== DATA ROWS

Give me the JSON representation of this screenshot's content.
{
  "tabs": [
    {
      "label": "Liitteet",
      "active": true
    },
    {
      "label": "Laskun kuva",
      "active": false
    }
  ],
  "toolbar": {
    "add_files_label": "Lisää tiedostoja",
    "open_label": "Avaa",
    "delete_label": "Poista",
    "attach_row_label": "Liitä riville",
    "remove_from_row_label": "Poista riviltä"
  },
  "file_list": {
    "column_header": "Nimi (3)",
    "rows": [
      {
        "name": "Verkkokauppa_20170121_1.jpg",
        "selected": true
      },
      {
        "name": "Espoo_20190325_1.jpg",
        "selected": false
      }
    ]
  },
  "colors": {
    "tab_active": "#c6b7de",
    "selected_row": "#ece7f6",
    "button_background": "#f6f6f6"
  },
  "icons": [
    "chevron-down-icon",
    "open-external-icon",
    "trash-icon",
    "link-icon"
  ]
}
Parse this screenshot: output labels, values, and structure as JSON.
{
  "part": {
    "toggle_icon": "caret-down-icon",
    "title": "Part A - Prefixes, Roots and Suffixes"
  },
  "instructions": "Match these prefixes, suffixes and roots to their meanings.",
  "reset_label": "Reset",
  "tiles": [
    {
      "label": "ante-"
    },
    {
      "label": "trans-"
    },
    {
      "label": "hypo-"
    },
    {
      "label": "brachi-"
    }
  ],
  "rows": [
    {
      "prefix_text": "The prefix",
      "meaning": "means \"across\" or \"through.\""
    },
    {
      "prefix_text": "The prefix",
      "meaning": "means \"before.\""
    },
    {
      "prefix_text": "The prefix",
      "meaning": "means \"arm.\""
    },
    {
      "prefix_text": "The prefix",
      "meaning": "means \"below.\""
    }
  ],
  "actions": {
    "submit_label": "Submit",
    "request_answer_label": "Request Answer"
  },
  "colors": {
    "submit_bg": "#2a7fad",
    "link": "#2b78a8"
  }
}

====
== DATA ROWS

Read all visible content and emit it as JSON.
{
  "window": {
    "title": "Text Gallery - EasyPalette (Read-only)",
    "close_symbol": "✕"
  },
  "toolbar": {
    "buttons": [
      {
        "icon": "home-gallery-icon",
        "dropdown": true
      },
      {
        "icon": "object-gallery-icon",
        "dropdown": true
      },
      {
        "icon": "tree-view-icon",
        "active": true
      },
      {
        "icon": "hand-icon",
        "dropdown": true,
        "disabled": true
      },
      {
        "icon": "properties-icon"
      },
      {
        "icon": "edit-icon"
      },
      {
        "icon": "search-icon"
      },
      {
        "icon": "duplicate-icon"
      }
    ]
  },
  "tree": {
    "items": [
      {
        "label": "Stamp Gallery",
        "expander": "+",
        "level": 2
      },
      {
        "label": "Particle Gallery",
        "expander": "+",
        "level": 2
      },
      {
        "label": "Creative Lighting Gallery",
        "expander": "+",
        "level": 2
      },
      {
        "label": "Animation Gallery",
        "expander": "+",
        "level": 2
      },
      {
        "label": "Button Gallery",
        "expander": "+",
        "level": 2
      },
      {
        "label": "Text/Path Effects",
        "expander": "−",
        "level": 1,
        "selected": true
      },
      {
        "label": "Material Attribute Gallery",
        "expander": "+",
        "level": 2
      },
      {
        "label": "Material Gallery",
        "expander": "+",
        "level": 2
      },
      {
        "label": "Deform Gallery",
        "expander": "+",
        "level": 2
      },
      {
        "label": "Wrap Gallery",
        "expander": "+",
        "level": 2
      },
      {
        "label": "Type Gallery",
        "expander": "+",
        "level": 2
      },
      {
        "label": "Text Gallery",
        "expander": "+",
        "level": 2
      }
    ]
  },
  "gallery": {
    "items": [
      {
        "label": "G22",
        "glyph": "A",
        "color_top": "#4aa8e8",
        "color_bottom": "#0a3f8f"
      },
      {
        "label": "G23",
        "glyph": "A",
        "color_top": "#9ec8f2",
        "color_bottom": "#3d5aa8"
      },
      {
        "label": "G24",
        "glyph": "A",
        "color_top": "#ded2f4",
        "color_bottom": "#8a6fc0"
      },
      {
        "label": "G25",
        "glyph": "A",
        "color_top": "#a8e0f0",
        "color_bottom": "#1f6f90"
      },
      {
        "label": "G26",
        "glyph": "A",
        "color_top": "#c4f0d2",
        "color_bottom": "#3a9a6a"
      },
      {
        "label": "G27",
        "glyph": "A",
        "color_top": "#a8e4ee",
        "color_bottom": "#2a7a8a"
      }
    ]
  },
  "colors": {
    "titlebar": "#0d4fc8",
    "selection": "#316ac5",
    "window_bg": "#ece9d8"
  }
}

====

_OBJECTIVE:_
Go through the listing above and return every line where the word "name" occurs.

_SOLUTION TO THE EXERCISE:_
        "name": "Verkkokauppa_20170121_1.jpg",
        "name": "Espoo_20190325_1.jpg",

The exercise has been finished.